▶ **WHAT THE TASK REQUIRES**:
The records that follow should be retyped word for word.

▶ **DATA IN THIS EXERCISE**:

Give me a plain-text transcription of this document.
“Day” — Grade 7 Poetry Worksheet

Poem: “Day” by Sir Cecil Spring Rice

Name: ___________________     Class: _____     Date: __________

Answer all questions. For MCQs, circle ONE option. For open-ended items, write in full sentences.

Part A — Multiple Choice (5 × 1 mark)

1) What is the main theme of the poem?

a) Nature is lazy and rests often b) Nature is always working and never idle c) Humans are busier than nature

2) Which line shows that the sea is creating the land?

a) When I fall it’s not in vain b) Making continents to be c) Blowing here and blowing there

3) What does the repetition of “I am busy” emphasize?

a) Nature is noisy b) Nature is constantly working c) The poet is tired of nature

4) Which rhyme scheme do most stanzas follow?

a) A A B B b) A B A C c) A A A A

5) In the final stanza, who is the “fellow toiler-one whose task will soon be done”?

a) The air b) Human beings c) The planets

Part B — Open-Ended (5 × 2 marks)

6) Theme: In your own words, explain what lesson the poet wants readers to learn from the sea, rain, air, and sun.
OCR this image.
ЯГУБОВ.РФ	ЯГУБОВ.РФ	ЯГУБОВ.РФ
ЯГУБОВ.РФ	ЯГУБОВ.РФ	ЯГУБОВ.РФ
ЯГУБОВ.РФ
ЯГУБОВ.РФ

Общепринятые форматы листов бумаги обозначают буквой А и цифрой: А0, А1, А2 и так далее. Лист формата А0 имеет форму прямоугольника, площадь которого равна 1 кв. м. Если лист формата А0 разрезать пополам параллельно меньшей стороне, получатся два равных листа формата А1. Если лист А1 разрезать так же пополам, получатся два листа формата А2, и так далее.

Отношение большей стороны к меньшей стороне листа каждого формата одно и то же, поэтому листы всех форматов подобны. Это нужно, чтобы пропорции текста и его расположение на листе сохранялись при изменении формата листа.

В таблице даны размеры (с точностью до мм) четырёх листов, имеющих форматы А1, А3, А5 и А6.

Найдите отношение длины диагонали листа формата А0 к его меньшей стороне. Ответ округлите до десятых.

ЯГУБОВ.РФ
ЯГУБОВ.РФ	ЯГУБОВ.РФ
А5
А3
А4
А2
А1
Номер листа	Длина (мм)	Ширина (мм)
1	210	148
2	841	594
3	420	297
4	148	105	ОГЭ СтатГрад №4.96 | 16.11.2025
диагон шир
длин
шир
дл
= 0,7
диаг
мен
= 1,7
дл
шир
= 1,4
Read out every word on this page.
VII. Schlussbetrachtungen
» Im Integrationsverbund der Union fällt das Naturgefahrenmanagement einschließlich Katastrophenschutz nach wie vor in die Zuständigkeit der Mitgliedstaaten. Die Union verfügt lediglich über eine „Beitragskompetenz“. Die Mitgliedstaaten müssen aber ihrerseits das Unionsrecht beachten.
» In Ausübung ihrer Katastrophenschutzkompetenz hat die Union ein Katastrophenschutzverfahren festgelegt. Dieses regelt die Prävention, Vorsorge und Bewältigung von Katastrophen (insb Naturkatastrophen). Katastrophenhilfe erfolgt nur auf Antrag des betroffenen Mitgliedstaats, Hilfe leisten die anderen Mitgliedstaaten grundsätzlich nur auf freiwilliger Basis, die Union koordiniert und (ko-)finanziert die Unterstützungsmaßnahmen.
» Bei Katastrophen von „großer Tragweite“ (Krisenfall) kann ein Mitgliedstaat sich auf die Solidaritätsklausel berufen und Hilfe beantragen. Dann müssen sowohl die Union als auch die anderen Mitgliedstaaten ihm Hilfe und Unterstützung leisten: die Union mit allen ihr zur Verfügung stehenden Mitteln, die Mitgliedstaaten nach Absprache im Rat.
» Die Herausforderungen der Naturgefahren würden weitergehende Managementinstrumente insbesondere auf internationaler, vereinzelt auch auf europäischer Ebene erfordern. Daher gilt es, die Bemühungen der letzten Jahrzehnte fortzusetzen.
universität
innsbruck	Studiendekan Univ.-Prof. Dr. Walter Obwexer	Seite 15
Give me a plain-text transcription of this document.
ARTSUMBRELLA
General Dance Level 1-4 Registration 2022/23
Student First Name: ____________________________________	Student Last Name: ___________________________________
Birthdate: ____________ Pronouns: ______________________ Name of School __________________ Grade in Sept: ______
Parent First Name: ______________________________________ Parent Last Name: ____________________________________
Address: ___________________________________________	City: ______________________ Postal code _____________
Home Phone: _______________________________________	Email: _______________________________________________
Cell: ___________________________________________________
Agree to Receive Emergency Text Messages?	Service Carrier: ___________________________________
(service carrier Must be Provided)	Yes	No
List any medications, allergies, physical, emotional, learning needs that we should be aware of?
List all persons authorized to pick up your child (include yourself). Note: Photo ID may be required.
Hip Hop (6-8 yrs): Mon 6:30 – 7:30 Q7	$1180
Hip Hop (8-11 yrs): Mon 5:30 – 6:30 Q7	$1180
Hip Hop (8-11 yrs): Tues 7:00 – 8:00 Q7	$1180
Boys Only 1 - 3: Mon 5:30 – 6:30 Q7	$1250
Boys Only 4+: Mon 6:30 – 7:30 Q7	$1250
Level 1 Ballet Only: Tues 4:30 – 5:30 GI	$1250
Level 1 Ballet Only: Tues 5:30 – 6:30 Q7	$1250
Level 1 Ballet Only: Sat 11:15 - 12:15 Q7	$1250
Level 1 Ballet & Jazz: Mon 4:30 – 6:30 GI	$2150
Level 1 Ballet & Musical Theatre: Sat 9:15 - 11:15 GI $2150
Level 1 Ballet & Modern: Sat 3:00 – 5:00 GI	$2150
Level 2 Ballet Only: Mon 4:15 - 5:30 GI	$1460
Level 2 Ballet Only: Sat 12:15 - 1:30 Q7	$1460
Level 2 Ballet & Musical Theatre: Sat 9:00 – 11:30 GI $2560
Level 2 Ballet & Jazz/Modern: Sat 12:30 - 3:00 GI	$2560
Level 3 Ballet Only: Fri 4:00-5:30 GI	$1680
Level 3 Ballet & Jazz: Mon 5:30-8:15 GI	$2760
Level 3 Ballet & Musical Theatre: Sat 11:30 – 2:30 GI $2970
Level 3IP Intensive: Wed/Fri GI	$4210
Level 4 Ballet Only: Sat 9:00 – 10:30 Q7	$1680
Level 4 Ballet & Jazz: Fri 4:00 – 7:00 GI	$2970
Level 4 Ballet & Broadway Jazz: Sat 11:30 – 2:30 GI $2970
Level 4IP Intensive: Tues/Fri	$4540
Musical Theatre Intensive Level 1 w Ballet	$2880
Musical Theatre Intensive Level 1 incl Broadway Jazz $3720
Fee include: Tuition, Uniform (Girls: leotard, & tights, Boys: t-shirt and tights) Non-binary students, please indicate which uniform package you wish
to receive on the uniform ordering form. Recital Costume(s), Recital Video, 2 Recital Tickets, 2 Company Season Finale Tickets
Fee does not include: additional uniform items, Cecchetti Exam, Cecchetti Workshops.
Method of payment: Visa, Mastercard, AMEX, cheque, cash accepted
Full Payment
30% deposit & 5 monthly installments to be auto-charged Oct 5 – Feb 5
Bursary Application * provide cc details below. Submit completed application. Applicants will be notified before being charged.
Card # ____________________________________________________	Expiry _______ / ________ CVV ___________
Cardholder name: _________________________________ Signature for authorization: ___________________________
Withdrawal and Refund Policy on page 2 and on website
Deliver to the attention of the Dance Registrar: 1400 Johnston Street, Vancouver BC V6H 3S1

▶ **WRITTEN REPLY**:
Give me a plain-text transcription of this document.
“Day” — Grade 7 Poetry Worksheet

Poem: “Day” by Sir Cecil Spring Rice

Name: ___________________     Class: _____     Date: __________

Answer all questions. For MCQs, circle ONE option. For open-ended items, write in full sentences.

Part A — Multiple Choice (5 × 1 mark)

1) What is the main theme of the poem?

a) Nature is lazy and rests often b) Nature is always working and never idle c) Humans are busier than nature

2) Which line shows that the sea is creating the land?

a) When I fall it’s not in vain b) Making continents to be c) Blowing here and blowing there

3) What does the repetition of “I am busy” emphasize?

a) Nature is noisy b) Nature is constantly working c) The poet is tired of nature

4) Which rhyme scheme do most stanzas follow?

a) A A B B b) A B A C c) A A A A

5) In the final stanza, who is the “fellow toiler-one whose task will soon be done”?

a) The air b) Human beings c) The planets

Part B — Open-Ended (5 × 2 marks)

6) Theme: In your own words, explain what lesson the poet wants readers to learn from the sea, rain, air, and sun.
OCR this image.
ЯГУБОВ.РФ	ЯГУБОВ.РФ	ЯГУБОВ.РФ
ЯГУБОВ.РФ	ЯГУБОВ.РФ	ЯГУБОВ.РФ
ЯГУБОВ.РФ
ЯГУБОВ.РФ

Общепринятые форматы листов бумаги обозначают буквой А и цифрой: А0, А1, А2 и так далее. Лист формата А0 имеет форму прямоугольника, площадь которого равна 1 кв. м. Если лист формата А0 разрезать пополам параллельно меньшей стороне, получатся два равных листа формата А1. Если лист А1 разрезать так же пополам, получатся два листа формата А2, и так далее.

Отношение большей стороны к меньшей стороне листа каждого формата одно и то же, поэтому листы всех форматов подобны. Это нужно, чтобы пропорции текста и его расположение на листе сохранялись при изменении формата листа.

В таблице даны размеры (с точностью до мм) четырёх листов, имеющих форматы А1, А3, А5 и А6.

Найдите отношение длины диагонали листа формата А0 к его меньшей стороне. Ответ округлите до десятых.

ЯГУБОВ.РФ
ЯГУБОВ.РФ	ЯГУБОВ.РФ
А5
А3
А4
А2
А1
Номер листа	Длина (мм)	Ширина (мм)
1	210	148
2	841	594
3	420	297
4	148	105	ОГЭ СтатГрад №4.96 | 16.11.2025
диагон шир
длин
шир
дл
= 0,7
диаг
мен
= 1,7
дл
шир
= 1,4
Read out every word on this page.
VII. Schlussbetrachtungen
» Im Integrationsverbund der Union fällt das Naturgefahrenmanagement einschließlich Katastrophenschutz nach wie vor in die Zuständigkeit der Mitgliedstaaten. Die Union verfügt lediglich über eine „Beitragskompetenz“. Die Mitgliedstaaten müssen aber ihrerseits das Unionsrecht beachten.
» In Ausübung ihrer Katastrophenschutzkompetenz hat die Union ein Katastrophenschutzverfahren festgelegt. Dieses regelt die Prävention, Vorsorge und Bewältigung von Katastrophen (insb Naturkatastrophen). Katastrophenhilfe erfolgt nur auf Antrag des betroffenen Mitgliedstaats, Hilfe leisten die anderen Mitgliedstaaten grundsätzlich nur auf freiwilliger Basis, die Union koordiniert und (ko-)finanziert die Unterstützungsmaßnahmen.
» Bei Katastrophen von „großer Tragweite“ (Krisenfall) kann ein Mitgliedstaat sich auf die Solidaritätsklausel berufen und Hilfe beantragen. Dann müssen sowohl die Union als auch die anderen Mitgliedstaaten ihm Hilfe und Unterstützung leisten: die Union mit allen ihr zur Verfügung stehenden Mitteln, die Mitgliedstaaten nach Absprache im Rat.
» Die Herausforderungen der Naturgefahren würden weitergehende Managementinstrumente insbesondere auf internationaler, vereinzelt auch auf europäischer Ebene erfordern. Daher gilt es, die Bemühungen der letzten Jahrzehnte fortzusetzen.
universität
innsbruck	Studiendekan Univ.-Prof. Dr. Walter Obwexer	Seite 15
Give me a plain-text transcription of this document.
ARTSUMBRELLA
General Dance Level 1-4 Registration 2022/23
Student First Name: ____________________________________	Student Last Name: ___________________________________
Birthdate: ____________ Pronouns: ______________________ Name of School __________________ Grade in Sept: ______
Parent First Name: ______________________________________ Parent Last Name: ____________________________________
Address: ___________________________________________	City: ______________________ Postal code _____________
Home Phone: _______________________________________	Email: _______________________________________________
Cell: ___________________________________________________
Agree to Receive Emergency Text Messages?	Service Carrier: ___________________________________
(service carrier Must be Provided)	Yes	No
List any medications, allergies, physical, emotional, learning needs that we should be aware of?
List all persons authorized to pick up your child (include yourself). Note: Photo ID may be required.
Hip Hop (6-8 yrs): Mon 6:30 – 7:30 Q7	$1180
Hip Hop (8-11 yrs): Mon 5:30 – 6:30 Q7	$1180
Hip Hop (8-11 yrs): Tues 7:00 – 8:00 Q7	$1180
Boys Only 1 - 3: Mon 5:30 – 6:30 Q7	$1250
Boys Only 4+: Mon 6:30 – 7:30 Q7	$1250
Level 1 Ballet Only: Tues 4:30 – 5:30 GI	$1250
Level 1 Ballet Only: Tues 5:30 – 6:30 Q7	$1250
Level 1 Ballet Only: Sat 11:15 - 12:15 Q7	$1250
Level 1 Ballet & Jazz: Mon 4:30 – 6:30 GI	$2150
Level 1 Ballet & Musical Theatre: Sat 9:15 - 11:15 GI $2150
Level 1 Ballet & Modern: Sat 3:00 – 5:00 GI	$2150
Level 2 Ballet Only: Mon 4:15 - 5:30 GI	$1460
Level 2 Ballet Only: Sat 12:15 - 1:30 Q7	$1460
Level 2 Ballet & Musical Theatre: Sat 9:00 – 11:30 GI $2560
Level 2 Ballet & Jazz/Modern: Sat 12:30 - 3:00 GI	$2560
Level 3 Ballet Only: Fri 4:00-5:30 GI	$1680
Level 3 Ballet & Jazz: Mon 5:30-8:15 GI	$2760
Level 3 Ballet & Musical Theatre: Sat 11:30 – 2:30 GI $2970
Level 3IP Intensive: Wed/Fri GI	$4210
Level 4 Ballet Only: Sat 9:00 – 10:30 Q7	$1680
Level 4 Ballet & Jazz: Fri 4:00 – 7:00 GI	$2970
Level 4 Ballet & Broadway Jazz: Sat 11:30 – 2:30 GI $2970
Level 4IP Intensive: Tues/Fri	$4540
Musical Theatre Intensive Level 1 w Ballet	$2880
Musical Theatre Intensive Level 1 incl Broadway Jazz $3720
Fee include: Tuition, Uniform (Girls: leotard, & tights, Boys: t-shirt and tights) Non-binary students, please indicate which uniform package you wish
to receive on the uniform ordering form. Recital Costume(s), Recital Video, 2 Recital Tickets, 2 Company Season Finale Tickets
Fee does not include: additional uniform items, Cecchetti Exam, Cecchetti Workshops.
Method of payment: Visa, Mastercard, AMEX, cheque, cash accepted
Full Payment
30% deposit & 5 monthly installments to be auto-charged Oct 5 – Feb 5
Bursary Application * provide cc details below. Submit completed application. Applicants will be notified before being charged.
Card # ____________________________________________________	Expiry _______ / ________ CVV ___________
Cardholder name: _________________________________ Signature for authorization: ___________________________
Withdrawal and Refund Policy on page 2 and on website
Deliver to the attention of the Dance Registrar: 1400 Johnston Street, Vancouver BC V6H 3S1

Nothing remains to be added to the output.